Request:
Below is a set of records. Repeat all of them exactly.

Records from a collection:
━━━━━━━━━━━━━━━━
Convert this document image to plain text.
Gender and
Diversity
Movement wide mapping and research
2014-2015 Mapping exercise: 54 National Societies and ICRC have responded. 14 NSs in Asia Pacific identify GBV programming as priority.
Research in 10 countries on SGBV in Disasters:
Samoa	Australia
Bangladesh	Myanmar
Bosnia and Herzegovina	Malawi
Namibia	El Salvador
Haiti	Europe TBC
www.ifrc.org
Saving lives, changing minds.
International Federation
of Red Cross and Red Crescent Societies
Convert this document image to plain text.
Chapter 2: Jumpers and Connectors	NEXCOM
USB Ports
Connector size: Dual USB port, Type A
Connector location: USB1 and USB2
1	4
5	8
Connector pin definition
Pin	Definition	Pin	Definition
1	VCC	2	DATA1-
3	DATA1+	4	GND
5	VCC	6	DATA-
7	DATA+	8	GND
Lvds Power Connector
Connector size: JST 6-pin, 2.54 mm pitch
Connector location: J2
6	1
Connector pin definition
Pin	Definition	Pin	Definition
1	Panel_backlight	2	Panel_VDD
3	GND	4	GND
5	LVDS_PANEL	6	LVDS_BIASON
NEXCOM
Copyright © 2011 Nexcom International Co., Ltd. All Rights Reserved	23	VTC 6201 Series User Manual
━━━━━━━━━━━━━━━━
Solution for this exercise:
Convert this document image to plain text.
Gender and
Diversity
Movement wide mapping and research
2014-2015 Mapping exercise: 54 National Societies and ICRC have responded. 14 NSs in Asia Pacific identify GBV programming as priority.
Research in 10 countries on SGBV in Disasters:
Samoa	Australia
Bangladesh	Myanmar
Bosnia and Herzegovina	Malawi
Namibia	El Salvador
Haiti	Europe TBC
www.ifrc.org
Saving lives, changing minds.
International Federation
of Red Cross and Red Crescent Societies
Convert this document image to plain text.
Chapter 2: Jumpers and Connectors	NEXCOM
USB Ports
Connector size: Dual USB port, Type A
Connector location: USB1 and USB2
1	4
5	8
Connector pin definition
Pin	Definition	Pin	Definition
1	VCC	2	DATA1-
3	DATA1+	4	GND
5	VCC	6	DATA-
7	DATA+	8	GND
Lvds Power Connector
Connector size: JST 6-pin, 2.54 mm pitch
Connector location: J2
6	1
Connector pin definition
Pin	Definition	Pin	Definition
1	Panel_backlight	2	Panel_VDD
3	GND	4	GND
5	LVDS_PANEL	6	LVDS_BIASON
NEXCOM
Copyright © 2011 Nexcom International Co., Ltd. All Rights Reserved	23	VTC 6201 Series User Manual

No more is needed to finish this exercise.